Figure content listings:
********************
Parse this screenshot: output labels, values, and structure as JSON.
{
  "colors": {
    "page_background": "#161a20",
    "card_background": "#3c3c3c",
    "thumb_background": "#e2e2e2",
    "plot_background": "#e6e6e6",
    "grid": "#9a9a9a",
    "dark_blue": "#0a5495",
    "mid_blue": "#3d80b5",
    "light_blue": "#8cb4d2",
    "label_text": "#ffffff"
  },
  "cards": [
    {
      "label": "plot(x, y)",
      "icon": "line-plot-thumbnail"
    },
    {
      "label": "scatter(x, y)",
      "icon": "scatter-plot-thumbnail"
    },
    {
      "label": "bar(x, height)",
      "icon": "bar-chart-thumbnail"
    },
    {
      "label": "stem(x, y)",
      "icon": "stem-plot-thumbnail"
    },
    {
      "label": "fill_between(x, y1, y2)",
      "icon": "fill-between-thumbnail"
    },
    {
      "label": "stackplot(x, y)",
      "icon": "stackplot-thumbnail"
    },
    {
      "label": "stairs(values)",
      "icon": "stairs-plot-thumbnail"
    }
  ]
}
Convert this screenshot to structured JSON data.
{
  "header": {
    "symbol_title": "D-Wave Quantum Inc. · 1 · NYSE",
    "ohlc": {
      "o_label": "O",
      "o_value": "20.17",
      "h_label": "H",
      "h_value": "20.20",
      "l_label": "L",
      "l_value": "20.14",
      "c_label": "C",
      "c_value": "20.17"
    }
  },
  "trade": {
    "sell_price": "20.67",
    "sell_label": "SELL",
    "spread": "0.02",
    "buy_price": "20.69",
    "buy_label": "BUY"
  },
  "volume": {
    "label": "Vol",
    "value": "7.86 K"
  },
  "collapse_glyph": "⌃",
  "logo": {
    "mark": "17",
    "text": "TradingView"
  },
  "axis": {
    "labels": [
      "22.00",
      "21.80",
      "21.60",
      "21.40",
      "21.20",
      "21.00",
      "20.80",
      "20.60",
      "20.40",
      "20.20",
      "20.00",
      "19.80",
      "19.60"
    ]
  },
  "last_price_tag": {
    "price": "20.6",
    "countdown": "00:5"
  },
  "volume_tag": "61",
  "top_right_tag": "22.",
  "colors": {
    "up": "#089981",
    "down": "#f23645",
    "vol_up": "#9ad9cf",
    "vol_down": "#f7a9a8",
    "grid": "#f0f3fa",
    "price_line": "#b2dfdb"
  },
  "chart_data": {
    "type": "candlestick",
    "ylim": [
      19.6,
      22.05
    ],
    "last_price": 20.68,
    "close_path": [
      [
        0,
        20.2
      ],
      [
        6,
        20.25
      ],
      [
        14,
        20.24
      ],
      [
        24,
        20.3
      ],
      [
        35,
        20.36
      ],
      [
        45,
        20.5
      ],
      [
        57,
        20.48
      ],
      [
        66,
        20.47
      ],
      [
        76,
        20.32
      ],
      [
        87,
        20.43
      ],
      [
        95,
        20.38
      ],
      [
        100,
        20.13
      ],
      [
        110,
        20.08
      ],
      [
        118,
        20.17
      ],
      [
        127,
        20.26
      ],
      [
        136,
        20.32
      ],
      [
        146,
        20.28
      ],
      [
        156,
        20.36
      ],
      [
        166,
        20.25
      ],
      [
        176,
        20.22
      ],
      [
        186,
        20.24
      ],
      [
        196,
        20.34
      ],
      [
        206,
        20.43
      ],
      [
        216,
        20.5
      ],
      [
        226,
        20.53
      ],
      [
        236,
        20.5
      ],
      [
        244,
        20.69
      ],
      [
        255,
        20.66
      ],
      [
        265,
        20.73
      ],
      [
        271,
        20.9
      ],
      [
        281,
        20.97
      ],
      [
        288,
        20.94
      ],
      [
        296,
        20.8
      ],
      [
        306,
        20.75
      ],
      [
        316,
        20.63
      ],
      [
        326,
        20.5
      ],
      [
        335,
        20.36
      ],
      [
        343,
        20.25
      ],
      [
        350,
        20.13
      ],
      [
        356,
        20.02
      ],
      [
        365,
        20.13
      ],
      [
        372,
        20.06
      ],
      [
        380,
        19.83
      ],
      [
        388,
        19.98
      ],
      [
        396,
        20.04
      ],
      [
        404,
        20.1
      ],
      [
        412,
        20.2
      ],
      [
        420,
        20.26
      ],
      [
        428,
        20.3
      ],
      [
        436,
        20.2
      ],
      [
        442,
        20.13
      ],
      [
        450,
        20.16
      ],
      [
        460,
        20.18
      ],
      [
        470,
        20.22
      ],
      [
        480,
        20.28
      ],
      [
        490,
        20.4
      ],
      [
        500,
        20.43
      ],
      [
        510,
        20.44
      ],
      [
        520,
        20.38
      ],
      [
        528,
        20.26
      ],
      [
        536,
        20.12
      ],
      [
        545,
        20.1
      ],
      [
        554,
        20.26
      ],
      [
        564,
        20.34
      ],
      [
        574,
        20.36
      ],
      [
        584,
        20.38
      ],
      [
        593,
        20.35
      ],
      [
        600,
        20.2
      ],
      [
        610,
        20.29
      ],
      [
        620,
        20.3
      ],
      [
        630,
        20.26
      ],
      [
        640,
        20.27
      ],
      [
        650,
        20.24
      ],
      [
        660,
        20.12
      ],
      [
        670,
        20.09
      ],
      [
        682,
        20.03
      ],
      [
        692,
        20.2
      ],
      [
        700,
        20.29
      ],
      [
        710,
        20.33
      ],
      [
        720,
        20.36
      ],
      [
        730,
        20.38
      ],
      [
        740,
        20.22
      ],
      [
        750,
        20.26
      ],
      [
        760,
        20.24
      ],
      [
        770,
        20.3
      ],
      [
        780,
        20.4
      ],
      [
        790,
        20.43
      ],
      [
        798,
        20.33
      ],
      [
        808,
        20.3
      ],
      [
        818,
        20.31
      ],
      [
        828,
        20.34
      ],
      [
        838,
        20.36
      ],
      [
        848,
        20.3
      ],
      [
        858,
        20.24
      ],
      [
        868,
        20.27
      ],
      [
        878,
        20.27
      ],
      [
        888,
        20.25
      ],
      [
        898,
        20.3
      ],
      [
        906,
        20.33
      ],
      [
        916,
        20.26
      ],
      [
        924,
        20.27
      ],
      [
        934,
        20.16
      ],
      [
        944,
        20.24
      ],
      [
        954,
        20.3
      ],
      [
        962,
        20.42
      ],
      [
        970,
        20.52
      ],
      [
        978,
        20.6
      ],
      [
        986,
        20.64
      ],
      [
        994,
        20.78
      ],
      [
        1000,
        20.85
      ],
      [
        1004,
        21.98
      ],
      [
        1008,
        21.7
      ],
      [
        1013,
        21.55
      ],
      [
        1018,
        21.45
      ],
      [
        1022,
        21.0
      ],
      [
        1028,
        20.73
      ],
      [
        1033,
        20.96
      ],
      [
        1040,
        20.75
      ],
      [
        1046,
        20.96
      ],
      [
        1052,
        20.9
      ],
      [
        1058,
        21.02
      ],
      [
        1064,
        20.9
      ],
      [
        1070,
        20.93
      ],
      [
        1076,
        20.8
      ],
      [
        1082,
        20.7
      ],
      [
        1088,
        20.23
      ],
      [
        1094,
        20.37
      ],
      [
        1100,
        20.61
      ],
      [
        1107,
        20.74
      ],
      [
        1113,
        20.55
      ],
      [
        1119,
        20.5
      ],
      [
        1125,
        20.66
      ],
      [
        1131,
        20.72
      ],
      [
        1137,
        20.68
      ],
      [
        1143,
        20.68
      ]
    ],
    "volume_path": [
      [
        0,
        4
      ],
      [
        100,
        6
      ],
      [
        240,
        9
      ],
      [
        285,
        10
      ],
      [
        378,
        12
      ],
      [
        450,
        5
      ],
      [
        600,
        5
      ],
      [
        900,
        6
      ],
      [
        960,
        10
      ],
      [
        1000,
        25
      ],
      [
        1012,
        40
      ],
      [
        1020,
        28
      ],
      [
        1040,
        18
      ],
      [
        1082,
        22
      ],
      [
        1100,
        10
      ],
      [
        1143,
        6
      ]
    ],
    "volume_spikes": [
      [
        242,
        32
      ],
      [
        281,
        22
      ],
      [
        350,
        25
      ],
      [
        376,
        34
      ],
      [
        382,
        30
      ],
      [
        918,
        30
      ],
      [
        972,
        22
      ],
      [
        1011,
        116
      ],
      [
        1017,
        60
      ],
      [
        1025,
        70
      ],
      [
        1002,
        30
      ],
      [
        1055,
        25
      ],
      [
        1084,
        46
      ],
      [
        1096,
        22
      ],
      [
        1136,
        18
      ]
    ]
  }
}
********************
PROBLEM:
Find every line that has "stairs" in it, then return those lines.

EXERCISE RESPONSE:
      "label": "stairs(values)",
      "icon": "stairs-plot-thumbnail"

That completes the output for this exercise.